- Text -
▼▼▼

A couple of weeks ago, the International Olympic Committee officially approved the addition of five new youth-focused sports to the Tokyo 2020 Summer Games. Along with baseball/softball, karate, surfing, and skateboarding, climbing made the cut.

The Olympic Committee finally realized what organizations like the World Surf League, International Federation of Sport Climbing, and X Games have known for years: These sports have huge followings of passionate athletes and engaged fans. Although nearly everyone involved in the climbing world can agree that this is significant, reactions on how much impact it will have on the sport are mixed. Ryan Wichelns, EMS goEast Editor, asked various outdoor industry insiders at Outdoor Retailer earlier this month about their take on Olympic Climbing.

Cedar Wright, Courtesy of The North Face.

Some people like Cedar Wright, professional climber and filmmaker for The North Face, said that he sees this as a “big tipping point” for the sport and that it’s a sign “climbing is officially going mainstream.” Phil Powers, CEO of The American Alpine Club, had a different take, saying that “the advent of gyms and the proliferation of climbing” has already moved the sport into the mainstream. Although Phil does not think the Olympics will be groundbreaking for climbing, he is “glad the Olympics are catching up.” Yet others like Emily Harrington, another professional climber of The North Face, are rather indecisive and feel “a little bit uneasy” about the potential impact it could have on climbing culture and the community.

▲▲▲

(Extracted records)
▼▼▼

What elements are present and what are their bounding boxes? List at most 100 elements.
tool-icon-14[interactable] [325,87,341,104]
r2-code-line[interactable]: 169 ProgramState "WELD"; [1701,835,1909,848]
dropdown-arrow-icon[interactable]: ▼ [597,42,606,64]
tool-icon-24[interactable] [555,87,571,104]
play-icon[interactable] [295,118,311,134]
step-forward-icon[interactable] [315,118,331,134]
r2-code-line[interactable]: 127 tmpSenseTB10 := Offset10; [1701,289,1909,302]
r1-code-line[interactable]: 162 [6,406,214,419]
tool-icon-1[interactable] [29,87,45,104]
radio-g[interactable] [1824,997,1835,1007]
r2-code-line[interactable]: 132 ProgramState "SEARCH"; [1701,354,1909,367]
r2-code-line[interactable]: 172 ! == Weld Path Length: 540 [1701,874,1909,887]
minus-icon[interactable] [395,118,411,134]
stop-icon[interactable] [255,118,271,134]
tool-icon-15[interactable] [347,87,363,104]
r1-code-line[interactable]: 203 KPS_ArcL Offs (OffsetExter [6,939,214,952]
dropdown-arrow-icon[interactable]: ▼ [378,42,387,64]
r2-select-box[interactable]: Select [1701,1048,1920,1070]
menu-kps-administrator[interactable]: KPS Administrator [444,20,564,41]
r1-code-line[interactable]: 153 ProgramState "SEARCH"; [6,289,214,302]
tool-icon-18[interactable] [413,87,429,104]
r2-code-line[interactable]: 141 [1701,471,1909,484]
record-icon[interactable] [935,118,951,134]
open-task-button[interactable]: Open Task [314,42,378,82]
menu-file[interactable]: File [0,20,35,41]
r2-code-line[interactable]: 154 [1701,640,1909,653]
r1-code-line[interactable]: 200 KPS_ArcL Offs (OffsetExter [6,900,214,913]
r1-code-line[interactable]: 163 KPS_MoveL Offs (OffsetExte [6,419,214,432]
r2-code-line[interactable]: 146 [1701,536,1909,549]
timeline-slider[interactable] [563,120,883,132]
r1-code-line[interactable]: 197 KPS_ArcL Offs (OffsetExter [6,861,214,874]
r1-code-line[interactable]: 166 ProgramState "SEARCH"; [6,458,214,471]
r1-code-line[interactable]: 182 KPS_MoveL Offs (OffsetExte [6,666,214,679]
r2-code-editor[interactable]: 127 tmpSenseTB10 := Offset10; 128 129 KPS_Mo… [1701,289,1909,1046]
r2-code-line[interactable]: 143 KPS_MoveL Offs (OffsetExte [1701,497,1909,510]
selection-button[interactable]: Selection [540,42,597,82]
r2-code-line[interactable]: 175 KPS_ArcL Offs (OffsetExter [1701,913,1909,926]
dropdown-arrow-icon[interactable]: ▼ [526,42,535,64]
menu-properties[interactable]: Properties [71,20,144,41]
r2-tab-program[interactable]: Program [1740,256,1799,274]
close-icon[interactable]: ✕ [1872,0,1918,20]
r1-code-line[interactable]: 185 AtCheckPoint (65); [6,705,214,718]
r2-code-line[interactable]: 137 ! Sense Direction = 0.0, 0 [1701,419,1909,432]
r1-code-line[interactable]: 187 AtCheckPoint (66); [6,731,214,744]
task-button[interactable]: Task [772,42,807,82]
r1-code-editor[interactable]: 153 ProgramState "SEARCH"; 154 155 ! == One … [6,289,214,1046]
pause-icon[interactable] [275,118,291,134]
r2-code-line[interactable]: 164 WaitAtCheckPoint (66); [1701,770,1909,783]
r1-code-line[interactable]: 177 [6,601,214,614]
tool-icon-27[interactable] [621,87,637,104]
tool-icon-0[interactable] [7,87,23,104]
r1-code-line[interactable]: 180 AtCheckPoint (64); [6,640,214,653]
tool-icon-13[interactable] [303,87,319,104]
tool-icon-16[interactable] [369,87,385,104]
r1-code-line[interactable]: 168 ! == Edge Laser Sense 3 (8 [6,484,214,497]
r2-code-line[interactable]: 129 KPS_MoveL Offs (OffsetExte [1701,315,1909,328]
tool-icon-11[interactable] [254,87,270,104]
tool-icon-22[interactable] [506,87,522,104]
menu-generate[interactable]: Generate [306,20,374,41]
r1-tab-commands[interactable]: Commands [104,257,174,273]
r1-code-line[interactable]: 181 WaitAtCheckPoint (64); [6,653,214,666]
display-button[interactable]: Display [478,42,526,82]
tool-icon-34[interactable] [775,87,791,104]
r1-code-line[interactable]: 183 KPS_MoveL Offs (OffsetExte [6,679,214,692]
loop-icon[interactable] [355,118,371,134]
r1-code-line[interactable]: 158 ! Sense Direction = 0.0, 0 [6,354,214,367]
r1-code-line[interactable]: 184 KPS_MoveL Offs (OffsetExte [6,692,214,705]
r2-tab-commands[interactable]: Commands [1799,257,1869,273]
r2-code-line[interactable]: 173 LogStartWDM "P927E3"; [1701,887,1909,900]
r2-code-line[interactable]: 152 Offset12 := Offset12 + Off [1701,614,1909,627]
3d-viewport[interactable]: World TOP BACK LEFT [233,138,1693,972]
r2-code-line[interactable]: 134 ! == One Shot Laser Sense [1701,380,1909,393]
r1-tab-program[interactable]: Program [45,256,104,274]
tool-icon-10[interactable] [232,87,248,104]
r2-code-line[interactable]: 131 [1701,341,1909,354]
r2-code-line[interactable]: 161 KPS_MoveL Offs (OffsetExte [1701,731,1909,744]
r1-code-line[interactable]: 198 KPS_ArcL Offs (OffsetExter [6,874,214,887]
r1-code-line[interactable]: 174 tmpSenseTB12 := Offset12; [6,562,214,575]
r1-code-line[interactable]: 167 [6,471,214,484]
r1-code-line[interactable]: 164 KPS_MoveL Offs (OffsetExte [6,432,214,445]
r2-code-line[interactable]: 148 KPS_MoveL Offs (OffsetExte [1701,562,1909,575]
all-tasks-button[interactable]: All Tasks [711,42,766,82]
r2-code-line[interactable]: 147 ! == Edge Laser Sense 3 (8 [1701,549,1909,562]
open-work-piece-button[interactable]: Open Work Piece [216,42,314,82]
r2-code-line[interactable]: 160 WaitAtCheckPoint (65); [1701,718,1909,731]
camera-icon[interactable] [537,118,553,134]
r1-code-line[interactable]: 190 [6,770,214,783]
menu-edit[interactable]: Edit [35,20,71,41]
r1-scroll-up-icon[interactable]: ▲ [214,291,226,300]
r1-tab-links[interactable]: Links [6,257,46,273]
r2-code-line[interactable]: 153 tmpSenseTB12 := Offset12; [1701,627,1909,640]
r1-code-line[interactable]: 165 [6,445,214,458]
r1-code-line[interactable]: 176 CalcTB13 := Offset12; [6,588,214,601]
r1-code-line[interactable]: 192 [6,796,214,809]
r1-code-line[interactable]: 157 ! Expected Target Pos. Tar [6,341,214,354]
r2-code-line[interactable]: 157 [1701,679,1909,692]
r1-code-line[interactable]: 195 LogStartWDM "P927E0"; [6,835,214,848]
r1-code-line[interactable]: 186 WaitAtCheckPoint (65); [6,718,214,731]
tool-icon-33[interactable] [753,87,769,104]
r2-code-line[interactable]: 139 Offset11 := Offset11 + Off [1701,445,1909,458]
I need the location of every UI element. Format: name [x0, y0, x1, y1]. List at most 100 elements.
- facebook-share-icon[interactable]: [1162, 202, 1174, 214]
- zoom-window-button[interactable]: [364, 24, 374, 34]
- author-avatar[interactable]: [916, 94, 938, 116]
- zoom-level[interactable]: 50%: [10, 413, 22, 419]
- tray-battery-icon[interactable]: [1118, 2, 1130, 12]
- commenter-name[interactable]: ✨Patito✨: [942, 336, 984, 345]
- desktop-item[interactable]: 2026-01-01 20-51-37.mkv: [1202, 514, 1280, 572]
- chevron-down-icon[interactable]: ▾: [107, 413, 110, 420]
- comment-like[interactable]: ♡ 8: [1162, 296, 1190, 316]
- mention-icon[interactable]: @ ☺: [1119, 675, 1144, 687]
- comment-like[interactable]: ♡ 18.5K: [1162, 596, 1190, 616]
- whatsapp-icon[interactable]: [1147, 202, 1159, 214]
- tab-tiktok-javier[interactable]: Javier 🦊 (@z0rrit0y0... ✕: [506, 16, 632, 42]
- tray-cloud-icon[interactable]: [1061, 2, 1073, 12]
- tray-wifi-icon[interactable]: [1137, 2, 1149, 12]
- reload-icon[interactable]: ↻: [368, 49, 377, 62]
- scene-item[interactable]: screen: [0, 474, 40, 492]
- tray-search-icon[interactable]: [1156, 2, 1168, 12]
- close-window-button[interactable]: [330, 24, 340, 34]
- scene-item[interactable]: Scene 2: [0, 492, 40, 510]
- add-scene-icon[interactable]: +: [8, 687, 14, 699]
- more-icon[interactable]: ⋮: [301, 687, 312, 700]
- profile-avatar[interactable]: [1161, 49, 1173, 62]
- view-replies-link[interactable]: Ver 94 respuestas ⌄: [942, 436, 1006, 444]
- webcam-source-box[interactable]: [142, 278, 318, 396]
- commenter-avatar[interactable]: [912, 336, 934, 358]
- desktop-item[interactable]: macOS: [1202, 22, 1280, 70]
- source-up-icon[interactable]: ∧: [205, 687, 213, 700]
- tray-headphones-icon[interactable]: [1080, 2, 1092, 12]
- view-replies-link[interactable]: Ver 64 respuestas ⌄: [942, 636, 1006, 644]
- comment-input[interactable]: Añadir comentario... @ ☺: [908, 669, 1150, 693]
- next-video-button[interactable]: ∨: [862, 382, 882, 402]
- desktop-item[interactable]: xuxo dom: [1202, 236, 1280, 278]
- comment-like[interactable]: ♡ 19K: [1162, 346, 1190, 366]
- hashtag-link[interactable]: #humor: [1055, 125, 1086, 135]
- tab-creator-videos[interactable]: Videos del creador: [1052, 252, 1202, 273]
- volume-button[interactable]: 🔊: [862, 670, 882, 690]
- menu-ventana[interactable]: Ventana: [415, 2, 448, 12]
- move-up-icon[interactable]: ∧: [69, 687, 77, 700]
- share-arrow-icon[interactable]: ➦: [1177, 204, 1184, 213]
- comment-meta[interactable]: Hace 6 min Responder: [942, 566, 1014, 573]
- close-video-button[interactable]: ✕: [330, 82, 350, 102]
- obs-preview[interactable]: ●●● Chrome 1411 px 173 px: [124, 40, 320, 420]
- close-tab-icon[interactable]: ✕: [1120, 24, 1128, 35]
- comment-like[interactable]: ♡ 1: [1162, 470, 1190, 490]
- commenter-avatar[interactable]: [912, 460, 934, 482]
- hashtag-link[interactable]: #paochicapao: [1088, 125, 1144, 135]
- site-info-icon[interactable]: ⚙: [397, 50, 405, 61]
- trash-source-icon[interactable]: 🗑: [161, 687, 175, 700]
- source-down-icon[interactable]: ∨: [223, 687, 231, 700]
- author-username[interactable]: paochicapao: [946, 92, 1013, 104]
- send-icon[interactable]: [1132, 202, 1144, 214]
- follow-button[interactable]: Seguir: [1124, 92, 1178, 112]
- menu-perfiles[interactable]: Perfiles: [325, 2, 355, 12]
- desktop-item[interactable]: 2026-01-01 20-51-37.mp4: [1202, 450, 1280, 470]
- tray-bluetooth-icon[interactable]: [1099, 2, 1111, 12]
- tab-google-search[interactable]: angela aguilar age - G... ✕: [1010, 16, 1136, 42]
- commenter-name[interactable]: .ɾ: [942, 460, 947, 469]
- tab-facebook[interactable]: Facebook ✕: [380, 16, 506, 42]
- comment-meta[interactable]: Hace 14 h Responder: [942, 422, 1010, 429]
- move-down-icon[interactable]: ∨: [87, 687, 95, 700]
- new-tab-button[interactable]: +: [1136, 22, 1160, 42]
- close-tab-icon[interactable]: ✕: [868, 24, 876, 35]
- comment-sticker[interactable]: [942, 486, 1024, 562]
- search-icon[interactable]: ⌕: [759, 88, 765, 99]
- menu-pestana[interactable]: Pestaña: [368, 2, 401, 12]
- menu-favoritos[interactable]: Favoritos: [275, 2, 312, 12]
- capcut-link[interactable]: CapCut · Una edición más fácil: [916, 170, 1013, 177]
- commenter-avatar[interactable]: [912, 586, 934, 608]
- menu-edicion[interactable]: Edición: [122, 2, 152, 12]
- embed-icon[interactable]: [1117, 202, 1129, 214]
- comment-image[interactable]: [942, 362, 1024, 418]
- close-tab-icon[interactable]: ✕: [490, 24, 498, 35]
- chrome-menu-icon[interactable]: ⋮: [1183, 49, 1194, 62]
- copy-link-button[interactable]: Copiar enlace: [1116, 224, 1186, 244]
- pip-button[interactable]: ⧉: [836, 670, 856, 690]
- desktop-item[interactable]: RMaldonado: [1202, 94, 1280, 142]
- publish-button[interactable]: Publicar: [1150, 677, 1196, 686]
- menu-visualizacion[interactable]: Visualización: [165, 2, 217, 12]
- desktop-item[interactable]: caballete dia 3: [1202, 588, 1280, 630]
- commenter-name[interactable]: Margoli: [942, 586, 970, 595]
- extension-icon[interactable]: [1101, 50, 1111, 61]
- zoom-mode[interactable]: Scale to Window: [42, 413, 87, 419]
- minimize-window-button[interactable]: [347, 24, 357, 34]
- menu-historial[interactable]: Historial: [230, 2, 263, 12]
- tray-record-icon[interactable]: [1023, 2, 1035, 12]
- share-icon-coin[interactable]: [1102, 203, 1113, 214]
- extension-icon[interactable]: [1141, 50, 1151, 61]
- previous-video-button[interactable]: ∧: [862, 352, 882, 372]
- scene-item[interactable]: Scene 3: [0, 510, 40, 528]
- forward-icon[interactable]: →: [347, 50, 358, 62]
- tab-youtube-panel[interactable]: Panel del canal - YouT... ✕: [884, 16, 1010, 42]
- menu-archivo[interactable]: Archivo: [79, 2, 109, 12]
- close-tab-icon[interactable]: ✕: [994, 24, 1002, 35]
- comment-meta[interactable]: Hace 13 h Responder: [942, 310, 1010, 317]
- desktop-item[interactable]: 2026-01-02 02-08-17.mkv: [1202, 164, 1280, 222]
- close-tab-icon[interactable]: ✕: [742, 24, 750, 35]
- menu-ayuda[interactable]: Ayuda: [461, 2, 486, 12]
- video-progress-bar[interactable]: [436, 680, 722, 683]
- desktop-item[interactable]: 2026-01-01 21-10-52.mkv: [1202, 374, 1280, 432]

▲▲▲

- Required action A -
Using the Olympic climbing text, answer each question in a single line.
(i) How many new sports did the International Olympic Committee approve for the Tokyo 2020 Summer Games?
(ii) Who asked outdoor industry insiders for their take on Olympic Climbing, and at what event?
(iii) What two roles does Cedar Wright hold?
- Required action B -
Decide whether each statement agrees with the Olympic climbing text. Answer yes or no, and quote the words from the text that decide it.
(i) Emily Harrington is a professional climber with The North Face.
(ii) People in the climbing world agree on how much impact the Olympics will have on the sport.
(iii) Cedar Wright views the Olympic addition as a sign that climbing is becoming mainstream.
- Required action C -
According to the Olympic climbing text, why does Phil Powers not expect the Olympics to be groundbreaking for climbing? Answer in one to three sentences.

- Exercise solution A -
(i) Five.
(ii) Ryan Wichelns, EMS goEast Editor, asked them at Outdoor Retailer.
(iii) Professional climber and filmmaker for The North Face.

- Exercise solution B -
(i) Yes: "another professional climber of The North Face."
(ii) No: "reactions on how much impact it will have on the sport are mixed."
(iii) Yes: "climbing is officially going mainstream."

- Exercise solution C -
Phil Powers believes climbing is already in the mainstream because "the advent of gyms and the proliferation of climbing" put it there. For that reason, he sees the Olympics as catching up rather than breaking new ground.